-------- Information provided --------
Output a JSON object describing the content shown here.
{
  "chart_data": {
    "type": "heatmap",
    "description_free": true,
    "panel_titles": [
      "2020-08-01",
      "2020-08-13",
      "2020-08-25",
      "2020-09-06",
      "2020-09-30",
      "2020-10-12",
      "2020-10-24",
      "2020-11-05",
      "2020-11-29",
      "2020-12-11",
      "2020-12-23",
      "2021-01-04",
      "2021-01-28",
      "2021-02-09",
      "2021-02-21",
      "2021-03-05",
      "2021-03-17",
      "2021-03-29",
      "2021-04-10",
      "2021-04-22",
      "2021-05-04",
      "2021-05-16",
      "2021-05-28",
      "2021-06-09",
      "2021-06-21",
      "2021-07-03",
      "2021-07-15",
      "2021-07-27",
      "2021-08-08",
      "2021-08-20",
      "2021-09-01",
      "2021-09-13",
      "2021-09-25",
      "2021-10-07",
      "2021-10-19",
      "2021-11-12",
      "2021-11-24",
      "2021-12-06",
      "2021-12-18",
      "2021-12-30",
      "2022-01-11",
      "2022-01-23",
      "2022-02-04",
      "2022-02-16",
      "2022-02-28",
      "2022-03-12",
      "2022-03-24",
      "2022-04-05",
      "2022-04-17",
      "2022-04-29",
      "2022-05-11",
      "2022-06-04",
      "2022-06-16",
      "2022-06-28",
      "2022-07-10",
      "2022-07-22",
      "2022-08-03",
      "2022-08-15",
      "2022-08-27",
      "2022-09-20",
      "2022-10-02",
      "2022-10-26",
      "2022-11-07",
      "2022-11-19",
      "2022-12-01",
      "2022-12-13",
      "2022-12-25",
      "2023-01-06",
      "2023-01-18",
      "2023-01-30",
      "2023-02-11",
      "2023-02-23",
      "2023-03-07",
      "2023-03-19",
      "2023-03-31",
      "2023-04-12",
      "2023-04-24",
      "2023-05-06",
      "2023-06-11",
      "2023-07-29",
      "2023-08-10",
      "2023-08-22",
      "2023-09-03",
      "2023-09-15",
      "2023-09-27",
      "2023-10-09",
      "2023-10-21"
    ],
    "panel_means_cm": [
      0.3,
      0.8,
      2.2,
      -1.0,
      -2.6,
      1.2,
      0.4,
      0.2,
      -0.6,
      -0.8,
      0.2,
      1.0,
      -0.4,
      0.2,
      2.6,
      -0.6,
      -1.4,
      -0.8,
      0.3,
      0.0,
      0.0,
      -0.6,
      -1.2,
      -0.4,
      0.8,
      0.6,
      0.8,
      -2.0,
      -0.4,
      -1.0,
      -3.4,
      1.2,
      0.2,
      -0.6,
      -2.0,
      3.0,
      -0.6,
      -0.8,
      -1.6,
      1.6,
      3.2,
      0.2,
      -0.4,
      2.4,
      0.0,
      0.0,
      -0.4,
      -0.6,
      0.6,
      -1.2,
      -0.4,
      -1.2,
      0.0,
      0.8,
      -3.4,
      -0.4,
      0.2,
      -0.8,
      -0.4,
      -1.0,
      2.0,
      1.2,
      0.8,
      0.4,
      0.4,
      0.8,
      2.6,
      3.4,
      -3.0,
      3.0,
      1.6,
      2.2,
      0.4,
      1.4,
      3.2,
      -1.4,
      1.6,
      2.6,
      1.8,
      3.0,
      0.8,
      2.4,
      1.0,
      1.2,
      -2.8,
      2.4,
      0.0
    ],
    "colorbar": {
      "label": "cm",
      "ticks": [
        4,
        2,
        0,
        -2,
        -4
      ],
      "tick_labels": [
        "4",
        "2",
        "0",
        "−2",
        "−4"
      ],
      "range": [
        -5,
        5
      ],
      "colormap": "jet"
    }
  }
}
--------
Exercise brief
Repeat each record in full; every line must match exactly.

The reply
Output a JSON object describing the content shown here.
{
  "chart_data": {
    "type": "heatmap",
    "description_free": true,
    "panel_titles": [
      "2020-08-01",
      "2020-08-13",
      "2020-08-25",
      "2020-09-06",
      "2020-09-30",
      "2020-10-12",
      "2020-10-24",
      "2020-11-05",
      "2020-11-29",
      "2020-12-11",
      "2020-12-23",
      "2021-01-04",
      "2021-01-28",
      "2021-02-09",
      "2021-02-21",
      "2021-03-05",
      "2021-03-17",
      "2021-03-29",
      "2021-04-10",
      "2021-04-22",
      "2021-05-04",
      "2021-05-16",
      "2021-05-28",
      "2021-06-09",
      "2021-06-21",
      "2021-07-03",
      "2021-07-15",
      "2021-07-27",
      "2021-08-08",
      "2021-08-20",
      "2021-09-01",
      "2021-09-13",
      "2021-09-25",
      "2021-10-07",
      "2021-10-19",
      "2021-11-12",
      "2021-11-24",
      "2021-12-06",
      "2021-12-18",
      "2021-12-30",
      "2022-01-11",
      "2022-01-23",
      "2022-02-04",
      "2022-02-16",
      "2022-02-28",
      "2022-03-12",
      "2022-03-24",
      "2022-04-05",
      "2022-04-17",
      "2022-04-29",
      "2022-05-11",
      "2022-06-04",
      "2022-06-16",
      "2022-06-28",
      "2022-07-10",
      "2022-07-22",
      "2022-08-03",
      "2022-08-15",
      "2022-08-27",
      "2022-09-20",
      "2022-10-02",
      "2022-10-26",
      "2022-11-07",
      "2022-11-19",
      "2022-12-01",
      "2022-12-13",
      "2022-12-25",
      "2023-01-06",
      "2023-01-18",
      "2023-01-30",
      "2023-02-11",
      "2023-02-23",
      "2023-03-07",
      "2023-03-19",
      "2023-03-31",
      "2023-04-12",
      "2023-04-24",
      "2023-05-06",
      "2023-06-11",
      "2023-07-29",
      "2023-08-10",
      "2023-08-22",
      "2023-09-03",
      "2023-09-15",
      "2023-09-27",
      "2023-10-09",
      "2023-10-21"
    ],
    "panel_means_cm": [
      0.3,
      0.8,
      2.2,
      -1.0,
      -2.6,
      1.2,
      0.4,
      0.2,
      -0.6,
      -0.8,
      0.2,
      1.0,
      -0.4,
      0.2,
      2.6,
      -0.6,
      -1.4,
      -0.8,
      0.3,
      0.0,
      0.0,
      -0.6,
      -1.2,
      -0.4,
      0.8,
      0.6,
      0.8,
      -2.0,
      -0.4,
      -1.0,
      -3.4,
      1.2,
      0.2,
      -0.6,
      -2.0,
      3.0,
      -0.6,
      -0.8,
      -1.6,
      1.6,
      3.2,
      0.2,
      -0.4,
      2.4,
      0.0,
      0.0,
      -0.4,
      -0.6,
      0.6,
      -1.2,
      -0.4,
      -1.2,
      0.0,
      0.8,
      -3.4,
      -0.4,
      0.2,
      -0.8,
      -0.4,
      -1.0,
      2.0,
      1.2,
      0.8,
      0.4,
      0.4,
      0.8,
      2.6,
      3.4,
      -3.0,
      3.0,
      1.6,
      2.2,
      0.4,
      1.4,
      3.2,
      -1.4,
      1.6,
      2.6,
      1.8,
      3.0,
      0.8,
      2.4,
      1.0,
      1.2,
      -2.8,
      2.4,
      0.0
    ],
    "colorbar": {
      "label": "cm",
      "ticks": [
        4,
        2,
        0,
        -2,
        -4
      ],
      "tick_labels": [
        "4",
        "2",
        "0",
        "−2",
        "−4"
      ],
      "range": [
        -5,
        5
      ],
      "colormap": "jet"
    }
  }
}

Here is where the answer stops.